Entries with figure data:

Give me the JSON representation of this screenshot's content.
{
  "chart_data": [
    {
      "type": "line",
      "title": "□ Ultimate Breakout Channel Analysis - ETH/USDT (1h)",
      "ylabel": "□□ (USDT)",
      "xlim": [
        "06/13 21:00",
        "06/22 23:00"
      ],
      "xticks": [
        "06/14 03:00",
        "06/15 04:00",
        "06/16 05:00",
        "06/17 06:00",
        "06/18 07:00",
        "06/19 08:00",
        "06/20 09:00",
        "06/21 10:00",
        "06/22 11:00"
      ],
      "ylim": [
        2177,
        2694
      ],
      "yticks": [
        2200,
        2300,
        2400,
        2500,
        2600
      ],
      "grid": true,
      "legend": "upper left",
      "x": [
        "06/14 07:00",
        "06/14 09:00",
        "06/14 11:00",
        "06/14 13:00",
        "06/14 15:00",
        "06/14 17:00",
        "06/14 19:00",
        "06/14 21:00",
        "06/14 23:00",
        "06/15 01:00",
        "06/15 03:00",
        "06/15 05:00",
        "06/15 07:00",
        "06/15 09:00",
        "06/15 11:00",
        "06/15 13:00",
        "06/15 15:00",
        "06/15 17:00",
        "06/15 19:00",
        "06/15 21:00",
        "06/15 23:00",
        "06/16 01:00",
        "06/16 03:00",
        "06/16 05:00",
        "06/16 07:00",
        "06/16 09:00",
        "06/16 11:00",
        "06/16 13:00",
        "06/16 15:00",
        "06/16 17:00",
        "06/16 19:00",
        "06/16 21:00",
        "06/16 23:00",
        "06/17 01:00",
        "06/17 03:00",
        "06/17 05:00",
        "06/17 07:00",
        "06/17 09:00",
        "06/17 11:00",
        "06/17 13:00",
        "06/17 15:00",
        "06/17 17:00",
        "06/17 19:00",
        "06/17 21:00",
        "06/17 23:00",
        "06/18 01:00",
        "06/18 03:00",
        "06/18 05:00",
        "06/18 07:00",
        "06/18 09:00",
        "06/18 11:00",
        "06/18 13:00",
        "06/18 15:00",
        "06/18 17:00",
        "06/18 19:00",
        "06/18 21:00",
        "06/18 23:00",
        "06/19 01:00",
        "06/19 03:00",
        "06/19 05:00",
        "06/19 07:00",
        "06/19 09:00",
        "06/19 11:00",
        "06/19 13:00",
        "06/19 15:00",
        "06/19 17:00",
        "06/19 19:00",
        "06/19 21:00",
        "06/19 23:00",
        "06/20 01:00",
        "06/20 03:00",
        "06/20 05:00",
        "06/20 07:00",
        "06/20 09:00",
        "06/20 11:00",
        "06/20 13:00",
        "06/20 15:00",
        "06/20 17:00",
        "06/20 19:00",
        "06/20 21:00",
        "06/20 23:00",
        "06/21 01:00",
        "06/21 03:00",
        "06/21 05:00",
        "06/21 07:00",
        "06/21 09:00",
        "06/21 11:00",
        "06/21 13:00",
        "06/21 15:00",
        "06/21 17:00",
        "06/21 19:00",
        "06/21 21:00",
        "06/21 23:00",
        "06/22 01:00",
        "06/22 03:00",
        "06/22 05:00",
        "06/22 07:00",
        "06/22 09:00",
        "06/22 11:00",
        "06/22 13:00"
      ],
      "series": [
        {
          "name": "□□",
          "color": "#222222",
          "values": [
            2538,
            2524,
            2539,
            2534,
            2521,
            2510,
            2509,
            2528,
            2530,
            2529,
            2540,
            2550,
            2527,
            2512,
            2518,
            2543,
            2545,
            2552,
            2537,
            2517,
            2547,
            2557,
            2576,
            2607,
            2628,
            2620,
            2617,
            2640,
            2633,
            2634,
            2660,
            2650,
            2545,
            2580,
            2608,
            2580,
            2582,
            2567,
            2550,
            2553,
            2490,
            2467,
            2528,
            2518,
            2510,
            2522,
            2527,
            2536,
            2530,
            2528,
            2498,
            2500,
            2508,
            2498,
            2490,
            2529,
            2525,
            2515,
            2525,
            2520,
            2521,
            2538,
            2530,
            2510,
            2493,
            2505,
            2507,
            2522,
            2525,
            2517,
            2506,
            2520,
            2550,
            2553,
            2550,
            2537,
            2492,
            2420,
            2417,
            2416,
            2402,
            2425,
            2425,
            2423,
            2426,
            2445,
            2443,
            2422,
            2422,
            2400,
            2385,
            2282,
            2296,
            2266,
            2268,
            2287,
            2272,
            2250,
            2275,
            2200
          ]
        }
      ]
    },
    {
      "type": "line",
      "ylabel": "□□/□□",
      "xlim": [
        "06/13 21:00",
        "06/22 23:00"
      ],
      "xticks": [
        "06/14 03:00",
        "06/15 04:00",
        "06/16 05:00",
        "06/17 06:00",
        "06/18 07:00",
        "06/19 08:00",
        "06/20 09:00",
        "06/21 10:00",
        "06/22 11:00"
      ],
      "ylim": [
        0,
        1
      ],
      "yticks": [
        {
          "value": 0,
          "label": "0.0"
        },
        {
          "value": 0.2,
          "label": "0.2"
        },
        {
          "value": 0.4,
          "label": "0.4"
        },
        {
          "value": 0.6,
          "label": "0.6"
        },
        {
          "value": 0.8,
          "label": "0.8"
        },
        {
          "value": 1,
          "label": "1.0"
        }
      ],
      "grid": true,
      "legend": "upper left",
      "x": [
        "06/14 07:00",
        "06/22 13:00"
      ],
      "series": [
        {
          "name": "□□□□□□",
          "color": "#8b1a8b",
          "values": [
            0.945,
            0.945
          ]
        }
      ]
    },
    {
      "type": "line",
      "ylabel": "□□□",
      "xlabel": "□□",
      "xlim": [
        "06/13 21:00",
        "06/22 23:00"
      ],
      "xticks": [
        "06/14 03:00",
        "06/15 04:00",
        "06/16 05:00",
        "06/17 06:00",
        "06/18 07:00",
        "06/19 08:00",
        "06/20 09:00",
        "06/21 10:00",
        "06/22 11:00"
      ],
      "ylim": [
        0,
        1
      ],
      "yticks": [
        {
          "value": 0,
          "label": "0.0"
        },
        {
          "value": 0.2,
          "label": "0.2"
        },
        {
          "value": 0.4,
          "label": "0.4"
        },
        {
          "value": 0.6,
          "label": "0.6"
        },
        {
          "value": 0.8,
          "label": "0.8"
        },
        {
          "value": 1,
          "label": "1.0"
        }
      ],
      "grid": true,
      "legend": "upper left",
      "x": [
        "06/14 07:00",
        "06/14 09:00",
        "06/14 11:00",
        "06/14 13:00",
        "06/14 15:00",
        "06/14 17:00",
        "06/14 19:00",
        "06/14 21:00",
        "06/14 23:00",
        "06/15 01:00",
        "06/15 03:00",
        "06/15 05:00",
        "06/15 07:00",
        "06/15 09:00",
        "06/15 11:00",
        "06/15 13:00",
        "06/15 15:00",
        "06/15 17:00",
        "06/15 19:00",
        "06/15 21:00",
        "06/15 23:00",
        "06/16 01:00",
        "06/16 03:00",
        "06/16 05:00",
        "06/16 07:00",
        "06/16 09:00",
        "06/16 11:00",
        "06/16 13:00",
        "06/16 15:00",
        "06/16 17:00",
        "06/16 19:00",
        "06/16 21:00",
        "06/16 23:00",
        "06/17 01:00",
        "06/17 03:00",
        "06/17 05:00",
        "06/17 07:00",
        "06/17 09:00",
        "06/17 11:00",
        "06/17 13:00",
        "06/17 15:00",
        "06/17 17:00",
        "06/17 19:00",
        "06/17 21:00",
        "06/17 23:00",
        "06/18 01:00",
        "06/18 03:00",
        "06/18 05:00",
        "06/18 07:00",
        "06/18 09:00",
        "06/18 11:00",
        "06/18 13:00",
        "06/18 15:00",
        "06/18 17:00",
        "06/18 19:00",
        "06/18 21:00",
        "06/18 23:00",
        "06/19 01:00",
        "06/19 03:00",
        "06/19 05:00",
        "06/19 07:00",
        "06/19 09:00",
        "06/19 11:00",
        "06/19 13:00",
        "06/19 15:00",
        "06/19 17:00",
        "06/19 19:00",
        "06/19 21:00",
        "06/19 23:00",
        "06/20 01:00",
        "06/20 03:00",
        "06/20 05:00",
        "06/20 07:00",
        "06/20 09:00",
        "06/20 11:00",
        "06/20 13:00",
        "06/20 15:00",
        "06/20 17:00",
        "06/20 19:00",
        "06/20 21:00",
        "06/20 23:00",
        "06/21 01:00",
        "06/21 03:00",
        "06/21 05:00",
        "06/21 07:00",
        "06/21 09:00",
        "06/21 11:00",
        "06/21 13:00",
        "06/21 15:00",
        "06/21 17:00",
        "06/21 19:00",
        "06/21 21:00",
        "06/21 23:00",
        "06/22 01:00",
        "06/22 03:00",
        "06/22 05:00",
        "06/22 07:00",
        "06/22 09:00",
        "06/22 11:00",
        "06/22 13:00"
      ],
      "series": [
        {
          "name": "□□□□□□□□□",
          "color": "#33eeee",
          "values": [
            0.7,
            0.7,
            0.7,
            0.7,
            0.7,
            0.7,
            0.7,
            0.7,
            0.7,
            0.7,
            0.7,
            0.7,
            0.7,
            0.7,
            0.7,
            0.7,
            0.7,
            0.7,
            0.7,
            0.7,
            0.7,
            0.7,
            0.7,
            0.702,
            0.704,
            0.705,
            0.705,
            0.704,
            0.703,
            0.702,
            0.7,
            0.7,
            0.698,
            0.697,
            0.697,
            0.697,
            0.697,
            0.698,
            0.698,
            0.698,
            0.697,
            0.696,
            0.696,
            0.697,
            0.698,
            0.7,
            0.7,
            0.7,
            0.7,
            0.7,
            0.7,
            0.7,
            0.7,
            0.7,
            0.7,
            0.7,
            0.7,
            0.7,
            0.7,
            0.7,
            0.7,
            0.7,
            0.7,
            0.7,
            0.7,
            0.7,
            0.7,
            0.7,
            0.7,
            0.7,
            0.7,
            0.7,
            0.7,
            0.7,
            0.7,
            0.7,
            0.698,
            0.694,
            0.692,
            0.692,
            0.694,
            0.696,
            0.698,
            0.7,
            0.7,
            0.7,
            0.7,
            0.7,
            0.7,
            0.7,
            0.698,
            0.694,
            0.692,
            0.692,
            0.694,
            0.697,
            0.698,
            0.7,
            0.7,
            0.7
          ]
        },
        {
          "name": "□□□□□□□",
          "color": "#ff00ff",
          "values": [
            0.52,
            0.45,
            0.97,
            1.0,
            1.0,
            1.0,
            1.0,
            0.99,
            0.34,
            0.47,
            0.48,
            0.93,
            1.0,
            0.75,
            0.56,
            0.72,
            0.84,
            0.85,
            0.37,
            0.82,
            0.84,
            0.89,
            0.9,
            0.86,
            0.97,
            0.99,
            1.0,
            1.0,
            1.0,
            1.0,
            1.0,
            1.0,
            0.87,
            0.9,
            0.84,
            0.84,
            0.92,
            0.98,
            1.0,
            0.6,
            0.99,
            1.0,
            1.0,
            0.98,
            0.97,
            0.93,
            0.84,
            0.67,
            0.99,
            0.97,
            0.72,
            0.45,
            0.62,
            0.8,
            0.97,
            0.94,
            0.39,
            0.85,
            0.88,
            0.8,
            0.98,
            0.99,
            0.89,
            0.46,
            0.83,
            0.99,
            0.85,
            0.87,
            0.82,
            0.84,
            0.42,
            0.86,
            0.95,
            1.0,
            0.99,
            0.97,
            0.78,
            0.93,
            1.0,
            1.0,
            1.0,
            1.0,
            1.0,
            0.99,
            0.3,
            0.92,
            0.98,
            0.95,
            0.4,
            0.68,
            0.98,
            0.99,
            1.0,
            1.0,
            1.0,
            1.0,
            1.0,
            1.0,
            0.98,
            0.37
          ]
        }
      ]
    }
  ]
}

WRITTEN EXERCISE:
Show every line in the records above that contains the word "USDT".

CORRECT ANSWER:
      "title": "□ Ultimate Breakout Channel Analysis - ETH/USDT (1h)",
      "ylabel": "□□ (USDT)",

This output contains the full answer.